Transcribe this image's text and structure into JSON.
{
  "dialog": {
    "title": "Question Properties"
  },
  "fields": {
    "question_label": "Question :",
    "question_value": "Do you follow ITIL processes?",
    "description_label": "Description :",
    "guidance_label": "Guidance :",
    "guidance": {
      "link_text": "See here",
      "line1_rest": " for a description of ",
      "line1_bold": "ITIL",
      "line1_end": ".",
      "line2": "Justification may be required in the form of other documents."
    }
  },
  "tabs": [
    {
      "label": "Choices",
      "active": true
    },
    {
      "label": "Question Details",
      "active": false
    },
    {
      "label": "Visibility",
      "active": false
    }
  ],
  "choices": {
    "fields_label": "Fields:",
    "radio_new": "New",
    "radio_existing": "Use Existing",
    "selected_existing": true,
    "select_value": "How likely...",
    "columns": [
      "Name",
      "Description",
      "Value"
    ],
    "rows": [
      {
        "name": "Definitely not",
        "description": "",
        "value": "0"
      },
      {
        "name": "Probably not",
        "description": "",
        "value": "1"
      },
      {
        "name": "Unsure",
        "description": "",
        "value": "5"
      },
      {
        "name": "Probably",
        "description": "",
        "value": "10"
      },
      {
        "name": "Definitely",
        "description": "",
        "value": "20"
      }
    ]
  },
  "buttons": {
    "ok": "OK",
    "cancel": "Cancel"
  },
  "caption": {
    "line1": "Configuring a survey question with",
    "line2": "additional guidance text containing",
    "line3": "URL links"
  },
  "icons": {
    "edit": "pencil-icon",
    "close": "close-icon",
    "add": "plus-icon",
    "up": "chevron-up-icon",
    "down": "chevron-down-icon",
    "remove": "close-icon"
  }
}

**INSTRUCTIONS FOR THE TASK:** Above are the records; retype every one exactly.

**OUTPUT OF THE EXERCISE:**
Transcribe this image's text and structure into JSON.
{
  "dialog": {
    "title": "Question Properties"
  },
  "fields": {
    "question_label": "Question :",
    "question_value": "Do you follow ITIL processes?",
    "description_label": "Description :",
    "guidance_label": "Guidance :",
    "guidance": {
      "link_text": "See here",
      "line1_rest": " for a description of ",
      "line1_bold": "ITIL",
      "line1_end": ".",
      "line2": "Justification may be required in the form of other documents."
    }
  },
  "tabs": [
    {
      "label": "Choices",
      "active": true
    },
    {
      "label": "Question Details",
      "active": false
    },
    {
      "label": "Visibility",
      "active": false
    }
  ],
  "choices": {
    "fields_label": "Fields:",
    "radio_new": "New",
    "radio_existing": "Use Existing",
    "selected_existing": true,
    "select_value": "How likely...",
    "columns": [
      "Name",
      "Description",
      "Value"
    ],
    "rows": [
      {
        "name": "Definitely not",
        "description": "",
        "value": "0"
      },
      {
        "name": "Probably not",
        "description": "",
        "value": "1"
      },
      {
        "name": "Unsure",
        "description": "",
        "value": "5"
      },
      {
        "name": "Probably",
        "description": "",
        "value": "10"
      },
      {
        "name": "Definitely",
        "description": "",
        "value": "20"
      }
    ]
  },
  "buttons": {
    "ok": "OK",
    "cancel": "Cancel"
  },
  "caption": {
    "line1": "Configuring a survey question with",
    "line2": "additional guidance text containing",
    "line3": "URL links"
  },
  "icons": {
    "edit": "pencil-icon",
    "close": "close-icon",
    "add": "plus-icon",
    "up": "chevron-up-icon",
    "down": "chevron-down-icon",
    "remove": "close-icon"
  }
}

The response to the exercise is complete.